[Some records]
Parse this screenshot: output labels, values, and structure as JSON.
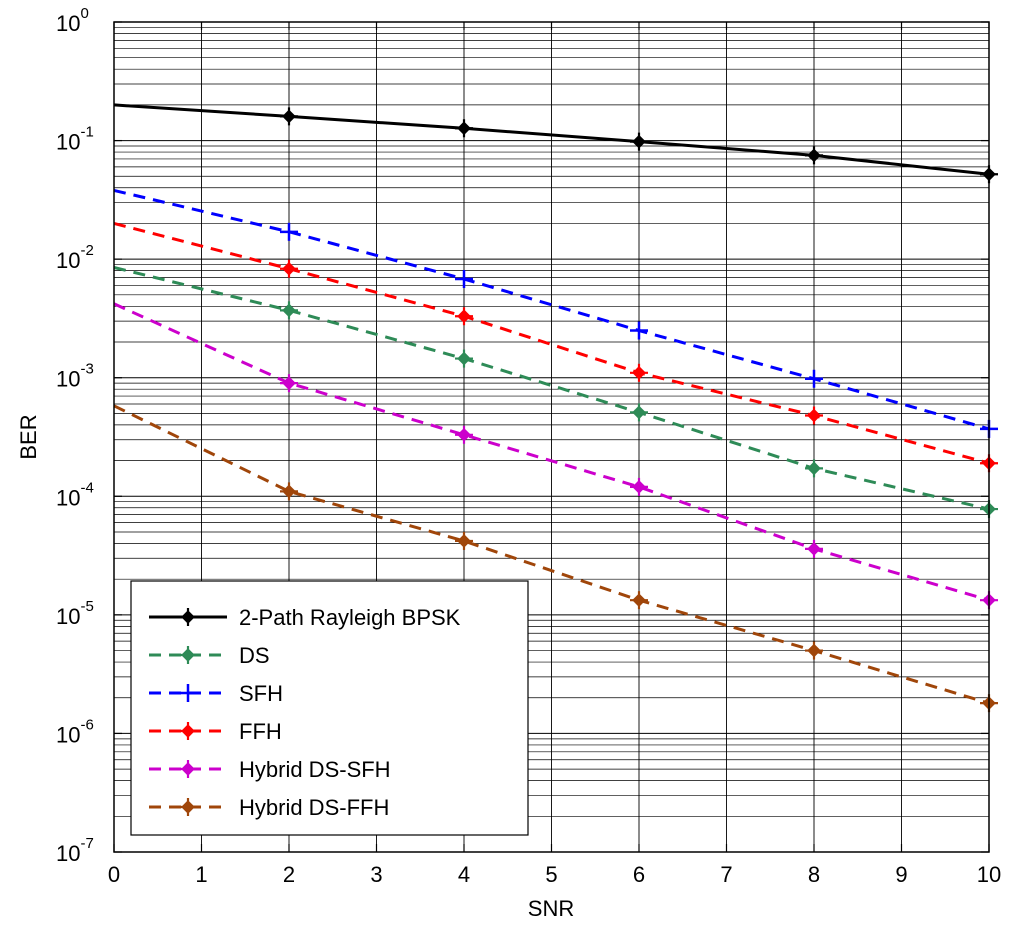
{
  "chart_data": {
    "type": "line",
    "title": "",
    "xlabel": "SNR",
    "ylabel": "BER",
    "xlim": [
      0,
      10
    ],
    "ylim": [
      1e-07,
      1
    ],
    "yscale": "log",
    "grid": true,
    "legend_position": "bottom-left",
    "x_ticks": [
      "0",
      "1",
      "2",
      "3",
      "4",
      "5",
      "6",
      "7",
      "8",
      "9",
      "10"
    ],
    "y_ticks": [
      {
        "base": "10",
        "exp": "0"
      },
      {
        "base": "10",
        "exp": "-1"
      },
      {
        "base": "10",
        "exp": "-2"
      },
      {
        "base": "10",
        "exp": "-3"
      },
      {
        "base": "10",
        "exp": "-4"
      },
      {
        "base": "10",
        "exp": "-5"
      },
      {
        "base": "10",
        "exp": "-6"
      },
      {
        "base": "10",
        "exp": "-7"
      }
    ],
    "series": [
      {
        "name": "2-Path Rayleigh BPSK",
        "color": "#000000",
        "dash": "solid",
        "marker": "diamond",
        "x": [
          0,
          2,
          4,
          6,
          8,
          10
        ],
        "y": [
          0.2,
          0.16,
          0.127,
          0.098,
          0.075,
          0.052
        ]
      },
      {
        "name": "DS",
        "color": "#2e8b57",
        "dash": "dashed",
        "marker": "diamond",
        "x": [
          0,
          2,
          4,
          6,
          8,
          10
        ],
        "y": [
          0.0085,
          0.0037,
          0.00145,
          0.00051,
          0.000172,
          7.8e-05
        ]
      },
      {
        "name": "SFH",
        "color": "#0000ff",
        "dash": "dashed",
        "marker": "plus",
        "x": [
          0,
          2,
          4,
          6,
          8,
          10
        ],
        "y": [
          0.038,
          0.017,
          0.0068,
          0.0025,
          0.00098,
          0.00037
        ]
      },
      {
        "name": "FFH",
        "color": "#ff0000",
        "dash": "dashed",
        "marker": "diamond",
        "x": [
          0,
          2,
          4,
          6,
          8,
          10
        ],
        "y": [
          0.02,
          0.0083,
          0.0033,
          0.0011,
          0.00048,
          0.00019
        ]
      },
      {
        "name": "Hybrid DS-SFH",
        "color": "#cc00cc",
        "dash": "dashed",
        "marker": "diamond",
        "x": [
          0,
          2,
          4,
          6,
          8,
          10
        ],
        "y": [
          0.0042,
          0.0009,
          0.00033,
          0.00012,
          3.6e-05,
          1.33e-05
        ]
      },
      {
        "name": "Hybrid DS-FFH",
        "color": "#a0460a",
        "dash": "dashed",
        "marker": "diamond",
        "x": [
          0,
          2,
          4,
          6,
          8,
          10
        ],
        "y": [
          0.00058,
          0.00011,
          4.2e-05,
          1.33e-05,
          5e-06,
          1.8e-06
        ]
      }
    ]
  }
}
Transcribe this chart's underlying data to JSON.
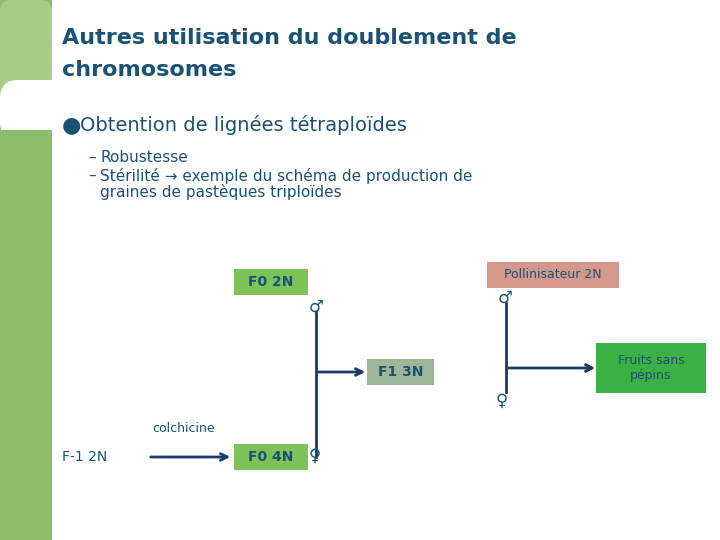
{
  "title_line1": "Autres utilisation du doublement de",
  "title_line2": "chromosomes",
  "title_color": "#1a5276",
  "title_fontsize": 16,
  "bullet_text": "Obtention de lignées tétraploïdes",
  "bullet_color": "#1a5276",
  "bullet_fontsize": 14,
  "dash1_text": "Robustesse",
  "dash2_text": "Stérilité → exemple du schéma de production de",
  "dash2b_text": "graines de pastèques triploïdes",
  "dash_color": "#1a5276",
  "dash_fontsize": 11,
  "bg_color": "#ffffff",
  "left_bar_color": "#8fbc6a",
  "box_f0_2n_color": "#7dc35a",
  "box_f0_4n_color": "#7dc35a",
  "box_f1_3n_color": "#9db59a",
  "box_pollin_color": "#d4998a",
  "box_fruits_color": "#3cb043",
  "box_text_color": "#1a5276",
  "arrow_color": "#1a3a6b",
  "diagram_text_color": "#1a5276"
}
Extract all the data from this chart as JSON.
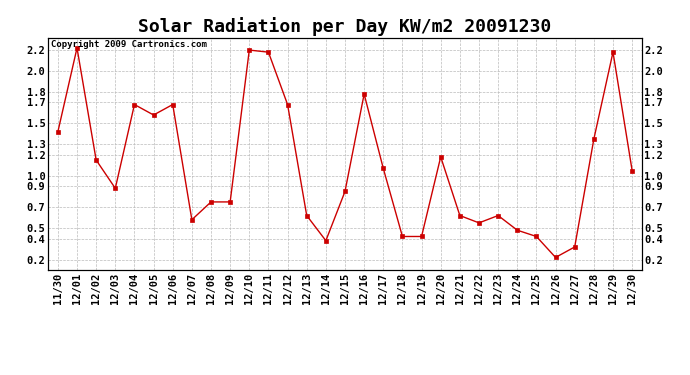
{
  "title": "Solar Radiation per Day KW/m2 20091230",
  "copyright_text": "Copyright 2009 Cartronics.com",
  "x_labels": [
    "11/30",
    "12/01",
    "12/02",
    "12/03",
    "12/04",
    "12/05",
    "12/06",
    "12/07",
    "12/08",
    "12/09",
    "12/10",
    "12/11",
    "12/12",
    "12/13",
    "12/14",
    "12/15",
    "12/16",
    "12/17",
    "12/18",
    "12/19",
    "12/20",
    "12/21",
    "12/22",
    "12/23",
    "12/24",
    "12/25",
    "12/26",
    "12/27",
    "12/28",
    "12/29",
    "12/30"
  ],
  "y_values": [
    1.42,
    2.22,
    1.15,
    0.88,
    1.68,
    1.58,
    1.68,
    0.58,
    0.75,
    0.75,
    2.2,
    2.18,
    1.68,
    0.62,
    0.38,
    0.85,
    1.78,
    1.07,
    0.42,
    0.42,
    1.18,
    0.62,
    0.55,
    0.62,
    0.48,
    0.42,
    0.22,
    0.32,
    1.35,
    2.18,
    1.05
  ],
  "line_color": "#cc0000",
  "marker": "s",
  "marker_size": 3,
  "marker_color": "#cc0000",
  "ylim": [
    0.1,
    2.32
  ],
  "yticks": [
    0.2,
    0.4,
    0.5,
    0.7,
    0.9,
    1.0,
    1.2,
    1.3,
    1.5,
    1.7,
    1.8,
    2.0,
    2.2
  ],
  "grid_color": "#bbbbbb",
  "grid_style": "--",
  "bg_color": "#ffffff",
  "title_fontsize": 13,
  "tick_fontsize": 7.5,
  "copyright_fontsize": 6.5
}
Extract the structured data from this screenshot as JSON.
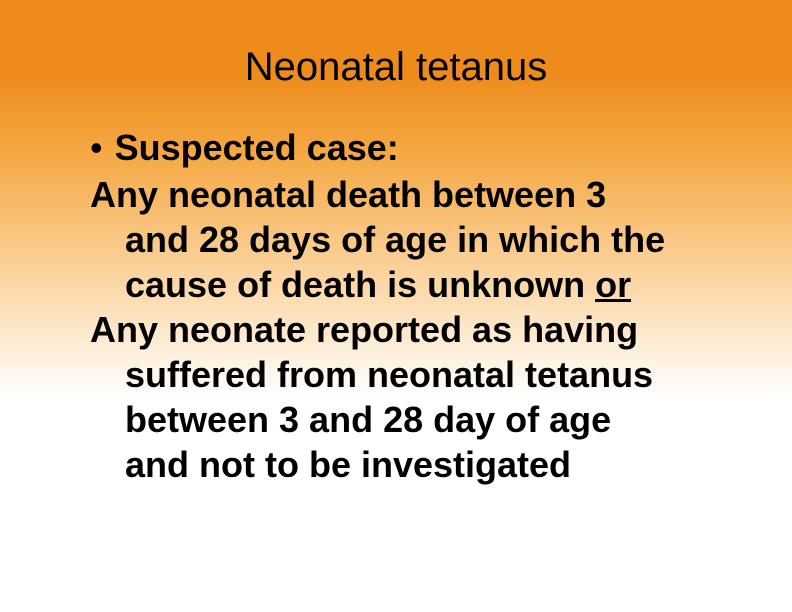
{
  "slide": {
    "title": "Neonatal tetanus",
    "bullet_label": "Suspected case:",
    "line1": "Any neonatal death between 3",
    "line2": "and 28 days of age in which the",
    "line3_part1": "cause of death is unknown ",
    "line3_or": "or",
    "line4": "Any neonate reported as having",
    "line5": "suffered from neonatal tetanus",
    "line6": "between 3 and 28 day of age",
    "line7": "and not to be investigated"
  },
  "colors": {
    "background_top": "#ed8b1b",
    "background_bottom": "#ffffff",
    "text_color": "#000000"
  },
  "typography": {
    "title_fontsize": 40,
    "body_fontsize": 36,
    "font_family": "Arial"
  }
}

_WHAT THE EXERCISE ASKS:_ From the records given above, reproduce all text exactly and exclude each picture.

_SOLUTION BELOW:_
Parse this screenshot: output labels, values, and structure as JSON.
{
  "chart_data": {
    "type": "line",
    "title": "",
    "xlabel": "SNR",
    "ylabel": "BER",
    "xlim": [
      0,
      10
    ],
    "ylim": [
      1e-07,
      1
    ],
    "yscale": "log",
    "grid": true,
    "legend_position": "bottom-left",
    "x_ticks": [
      "0",
      "1",
      "2",
      "3",
      "4",
      "5",
      "6",
      "7",
      "8",
      "9",
      "10"
    ],
    "y_ticks": [
      {
        "base": "10",
        "exp": "0"
      },
      {
        "base": "10",
        "exp": "-1"
      },
      {
        "base": "10",
        "exp": "-2"
      },
      {
        "base": "10",
        "exp": "-3"
      },
      {
        "base": "10",
        "exp": "-4"
      },
      {
        "base": "10",
        "exp": "-5"
      },
      {
        "base": "10",
        "exp": "-6"
      },
      {
        "base": "10",
        "exp": "-7"
      }
    ],
    "series": [
      {
        "name": "2-Path Rayleigh BPSK",
        "color": "#000000",
        "dash": "solid",
        "marker": "diamond",
        "x": [
          0,
          2,
          4,
          6,
          8,
          10
        ],
        "y": [
          0.2,
          0.16,
          0.127,
          0.098,
          0.075,
          0.052
        ]
      },
      {
        "name": "DS",
        "color": "#2e8b57",
        "dash": "dashed",
        "marker": "diamond",
        "x": [
          0,
          2,
          4,
          6,
          8,
          10
        ],
        "y": [
          0.0085,
          0.0037,
          0.00145,
          0.00051,
          0.000172,
          7.8e-05
        ]
      },
      {
        "name": "SFH",
        "color": "#0000ff",
        "dash": "dashed",
        "marker": "plus",
        "x": [
          0,
          2,
          4,
          6,
          8,
          10
        ],
        "y": [
          0.038,
          0.017,
          0.0068,
          0.0025,
          0.00098,
          0.00037
        ]
      },
      {
        "name": "FFH",
        "color": "#ff0000",
        "dash": "dashed",
        "marker": "diamond",
        "x": [
          0,
          2,
          4,
          6,
          8,
          10
        ],
        "y": [
          0.02,
          0.0083,
          0.0033,
          0.0011,
          0.00048,
          0.00019
        ]
      },
      {
        "name": "Hybrid DS-SFH",
        "color": "#cc00cc",
        "dash": "dashed",
        "marker": "diamond",
        "x": [
          0,
          2,
          4,
          6,
          8,
          10
        ],
        "y": [
          0.0042,
          0.0009,
          0.00033,
          0.00012,
          3.6e-05,
          1.33e-05
        ]
      },
      {
        "name": "Hybrid DS-FFH",
        "color": "#a0460a",
        "dash": "dashed",
        "marker": "diamond",
        "x": [
          0,
          2,
          4,
          6,
          8,
          10
        ],
        "y": [
          0.00058,
          0.00011,
          4.2e-05,
          1.33e-05,
          5e-06,
          1.8e-06
        ]
      }
    ]
  }
}
Transcribe this chart's underlying data to JSON.
{
  "title_line1": "Autres utilisation du doublement de",
  "title_line2": "chromosomes",
  "title_color": "#1a5276",
  "title_fontsize": 16,
  "bullet_text": "Obtention de lignées tétraploïdes",
  "bullet_color": "#1a5276",
  "bullet_fontsize": 14,
  "dash1_text": "Robustesse",
  "dash2_text": "Stérilité → exemple du schéma de production de",
  "dash2b_text": "graines de pastèques triploïdes",
  "dash_color": "#1a5276",
  "dash_fontsize": 11,
  "bg_color": "#ffffff",
  "left_bar_color": "#8fbc6a",
  "box_f0_2n_color": "#7dc35a",
  "box_f0_4n_color": "#7dc35a",
  "box_f1_3n_color": "#9db59a",
  "box_pollin_color": "#d4998a",
  "box_fruits_color": "#3cb043",
  "box_text_color": "#1a5276",
  "arrow_color": "#1a3a6b",
  "diagram_text_color": "#1a5276"
}
Extract all the data from this chart as JSON.
{
  "title": "Solar Radiation per Day KW/m2 20091230",
  "copyright_text": "Copyright 2009 Cartronics.com",
  "x_labels": [
    "11/30",
    "12/01",
    "12/02",
    "12/03",
    "12/04",
    "12/05",
    "12/06",
    "12/07",
    "12/08",
    "12/09",
    "12/10",
    "12/11",
    "12/12",
    "12/13",
    "12/14",
    "12/15",
    "12/16",
    "12/17",
    "12/18",
    "12/19",
    "12/20",
    "12/21",
    "12/22",
    "12/23",
    "12/24",
    "12/25",
    "12/26",
    "12/27",
    "12/28",
    "12/29",
    "12/30"
  ],
  "y_values": [
    1.42,
    2.22,
    1.15,
    0.88,
    1.68,
    1.58,
    1.68,
    0.58,
    0.75,
    0.75,
    2.2,
    2.18,
    1.68,
    0.62,
    0.38,
    0.85,
    1.78,
    1.07,
    0.42,
    0.42,
    1.18,
    0.62,
    0.55,
    0.62,
    0.48,
    0.42,
    0.22,
    0.32,
    1.35,
    2.18,
    1.05
  ],
  "line_color": "#cc0000",
  "marker": "s",
  "marker_size": 3,
  "marker_color": "#cc0000",
  "ylim": [
    0.1,
    2.32
  ],
  "yticks": [
    0.2,
    0.4,
    0.5,
    0.7,
    0.9,
    1.0,
    1.2,
    1.3,
    1.5,
    1.7,
    1.8,
    2.0,
    2.2
  ],
  "grid_color": "#bbbbbb",
  "grid_style": "--",
  "bg_color": "#ffffff",
  "title_fontsize": 13,
  "tick_fontsize": 7.5,
  "copyright_fontsize": 6.5
}
Extract the structured data from this screenshot as JSON.
{
  "slide": {
    "title": "Neonatal tetanus",
    "bullet_label": "Suspected case:",
    "line1": "Any neonatal death between 3",
    "line2": "and 28 days of age in which the",
    "line3_part1": "cause of death is unknown ",
    "line3_or": "or",
    "line4": "Any neonate reported as having",
    "line5": "suffered from neonatal tetanus",
    "line6": "between 3 and 28 day of age",
    "line7": "and not to be investigated"
  },
  "colors": {
    "background_top": "#ed8b1b",
    "background_bottom": "#ffffff",
    "text_color": "#000000"
  },
  "typography": {
    "title_fontsize": 40,
    "body_fontsize": 36,
    "font_family": "Arial"
  }
}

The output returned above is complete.